WHAT TO PRODUCE: Copy the data below exactly, omitting any picture it contains.

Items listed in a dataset
=======

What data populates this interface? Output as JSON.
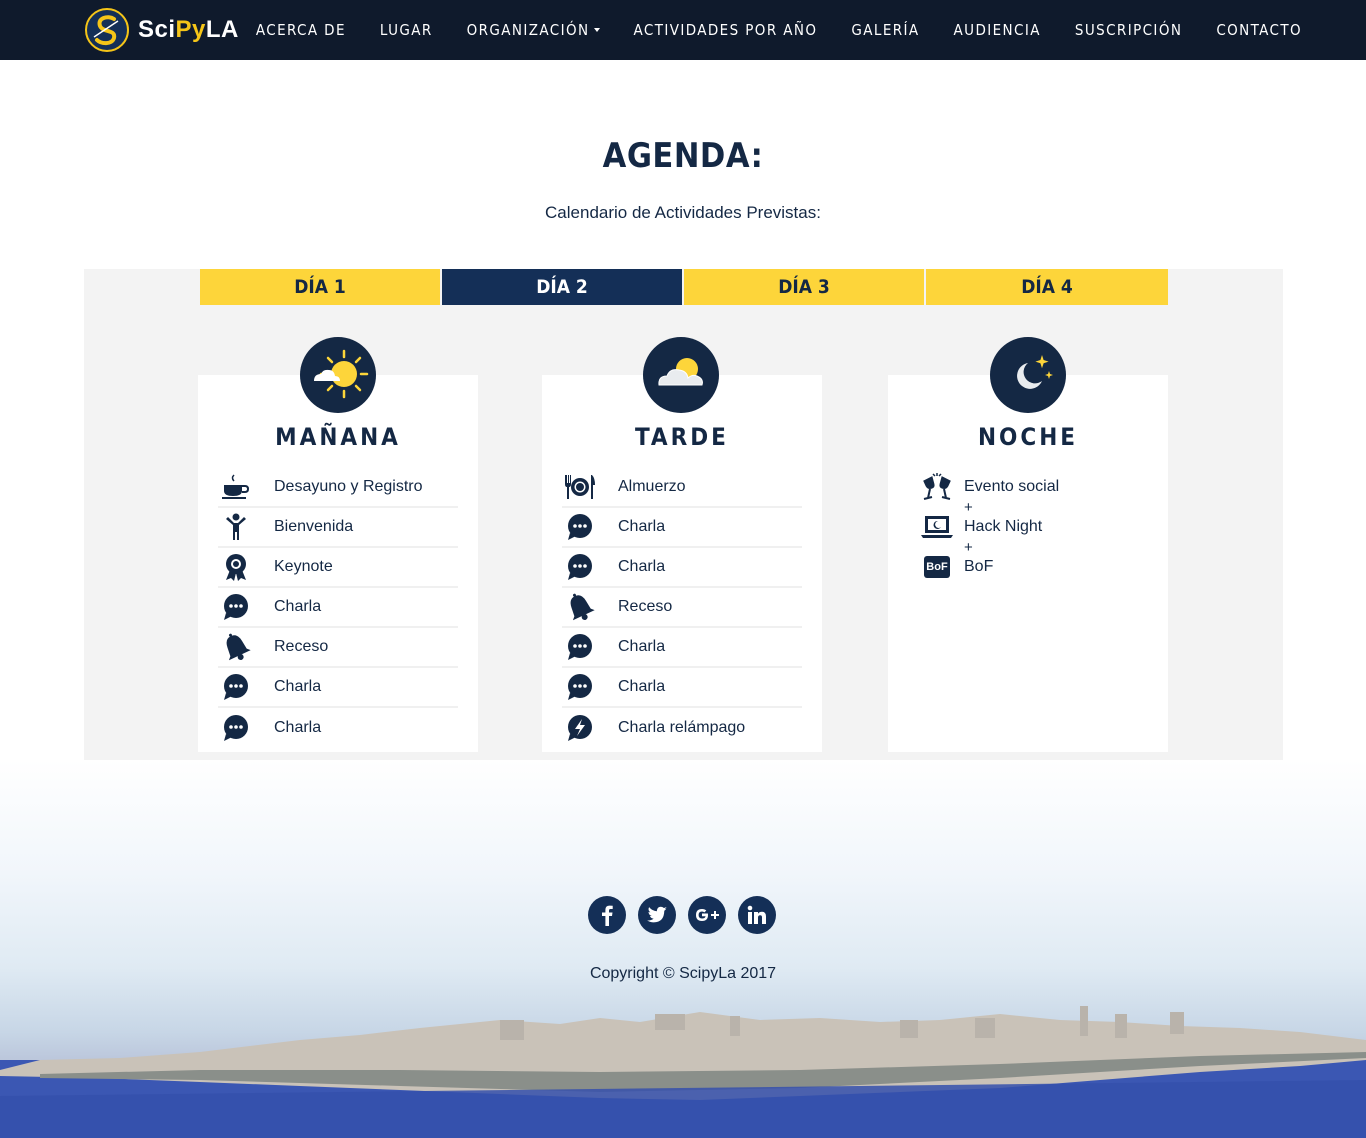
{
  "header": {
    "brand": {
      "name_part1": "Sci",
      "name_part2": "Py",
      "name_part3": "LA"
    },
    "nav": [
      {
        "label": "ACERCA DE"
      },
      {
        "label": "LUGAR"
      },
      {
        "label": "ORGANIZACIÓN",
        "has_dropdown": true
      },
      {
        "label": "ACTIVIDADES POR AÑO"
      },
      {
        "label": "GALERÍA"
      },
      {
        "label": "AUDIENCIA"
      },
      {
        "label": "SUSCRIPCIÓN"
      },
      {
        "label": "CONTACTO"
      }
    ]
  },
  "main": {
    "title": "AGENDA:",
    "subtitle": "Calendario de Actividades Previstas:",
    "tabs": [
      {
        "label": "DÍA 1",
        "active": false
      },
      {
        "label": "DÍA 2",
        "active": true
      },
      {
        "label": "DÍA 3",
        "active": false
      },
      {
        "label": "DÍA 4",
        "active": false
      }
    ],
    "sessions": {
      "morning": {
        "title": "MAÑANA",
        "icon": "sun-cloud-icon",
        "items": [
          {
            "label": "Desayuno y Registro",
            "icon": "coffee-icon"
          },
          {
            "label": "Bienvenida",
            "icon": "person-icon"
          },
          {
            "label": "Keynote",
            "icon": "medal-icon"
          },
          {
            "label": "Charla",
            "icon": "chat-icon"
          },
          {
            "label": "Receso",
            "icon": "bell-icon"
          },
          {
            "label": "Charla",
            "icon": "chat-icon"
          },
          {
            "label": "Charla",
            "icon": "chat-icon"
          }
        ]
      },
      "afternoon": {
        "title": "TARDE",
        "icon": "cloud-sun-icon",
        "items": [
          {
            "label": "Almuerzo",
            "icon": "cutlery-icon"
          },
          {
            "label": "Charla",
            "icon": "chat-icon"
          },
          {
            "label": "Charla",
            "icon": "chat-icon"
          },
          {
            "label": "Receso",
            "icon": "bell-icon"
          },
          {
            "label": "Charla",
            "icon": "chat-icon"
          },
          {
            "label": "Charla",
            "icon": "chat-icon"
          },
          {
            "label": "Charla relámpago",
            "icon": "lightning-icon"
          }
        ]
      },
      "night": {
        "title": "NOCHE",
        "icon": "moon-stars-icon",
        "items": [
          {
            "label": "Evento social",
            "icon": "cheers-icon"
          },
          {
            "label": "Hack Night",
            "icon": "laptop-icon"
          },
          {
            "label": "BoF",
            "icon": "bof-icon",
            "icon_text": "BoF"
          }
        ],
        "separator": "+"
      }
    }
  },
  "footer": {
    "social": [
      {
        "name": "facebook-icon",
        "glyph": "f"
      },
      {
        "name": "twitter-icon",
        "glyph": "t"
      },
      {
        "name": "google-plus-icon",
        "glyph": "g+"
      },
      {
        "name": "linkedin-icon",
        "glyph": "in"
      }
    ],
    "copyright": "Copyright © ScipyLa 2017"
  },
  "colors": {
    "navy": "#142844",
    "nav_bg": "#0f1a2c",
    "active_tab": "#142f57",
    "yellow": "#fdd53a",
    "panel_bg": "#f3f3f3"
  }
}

=======

RESPONSE BELOW:
What data populates this interface? Output as JSON.
{
  "header": {
    "brand": {
      "name_part1": "Sci",
      "name_part2": "Py",
      "name_part3": "LA"
    },
    "nav": [
      {
        "label": "ACERCA DE"
      },
      {
        "label": "LUGAR"
      },
      {
        "label": "ORGANIZACIÓN",
        "has_dropdown": true
      },
      {
        "label": "ACTIVIDADES POR AÑO"
      },
      {
        "label": "GALERÍA"
      },
      {
        "label": "AUDIENCIA"
      },
      {
        "label": "SUSCRIPCIÓN"
      },
      {
        "label": "CONTACTO"
      }
    ]
  },
  "main": {
    "title": "AGENDA:",
    "subtitle": "Calendario de Actividades Previstas:",
    "tabs": [
      {
        "label": "DÍA 1",
        "active": false
      },
      {
        "label": "DÍA 2",
        "active": true
      },
      {
        "label": "DÍA 3",
        "active": false
      },
      {
        "label": "DÍA 4",
        "active": false
      }
    ],
    "sessions": {
      "morning": {
        "title": "MAÑANA",
        "icon": "sun-cloud-icon",
        "items": [
          {
            "label": "Desayuno y Registro",
            "icon": "coffee-icon"
          },
          {
            "label": "Bienvenida",
            "icon": "person-icon"
          },
          {
            "label": "Keynote",
            "icon": "medal-icon"
          },
          {
            "label": "Charla",
            "icon": "chat-icon"
          },
          {
            "label": "Receso",
            "icon": "bell-icon"
          },
          {
            "label": "Charla",
            "icon": "chat-icon"
          },
          {
            "label": "Charla",
            "icon": "chat-icon"
          }
        ]
      },
      "afternoon": {
        "title": "TARDE",
        "icon": "cloud-sun-icon",
        "items": [
          {
            "label": "Almuerzo",
            "icon": "cutlery-icon"
          },
          {
            "label": "Charla",
            "icon": "chat-icon"
          },
          {
            "label": "Charla",
            "icon": "chat-icon"
          },
          {
            "label": "Receso",
            "icon": "bell-icon"
          },
          {
            "label": "Charla",
            "icon": "chat-icon"
          },
          {
            "label": "Charla",
            "icon": "chat-icon"
          },
          {
            "label": "Charla relámpago",
            "icon": "lightning-icon"
          }
        ]
      },
      "night": {
        "title": "NOCHE",
        "icon": "moon-stars-icon",
        "items": [
          {
            "label": "Evento social",
            "icon": "cheers-icon"
          },
          {
            "label": "Hack Night",
            "icon": "laptop-icon"
          },
          {
            "label": "BoF",
            "icon": "bof-icon",
            "icon_text": "BoF"
          }
        ],
        "separator": "+"
      }
    }
  },
  "footer": {
    "social": [
      {
        "name": "facebook-icon",
        "glyph": "f"
      },
      {
        "name": "twitter-icon",
        "glyph": "t"
      },
      {
        "name": "google-plus-icon",
        "glyph": "g+"
      },
      {
        "name": "linkedin-icon",
        "glyph": "in"
      }
    ],
    "copyright": "Copyright © ScipyLa 2017"
  },
  "colors": {
    "navy": "#142844",
    "nav_bg": "#0f1a2c",
    "active_tab": "#142f57",
    "yellow": "#fdd53a",
    "panel_bg": "#f3f3f3"
  }
}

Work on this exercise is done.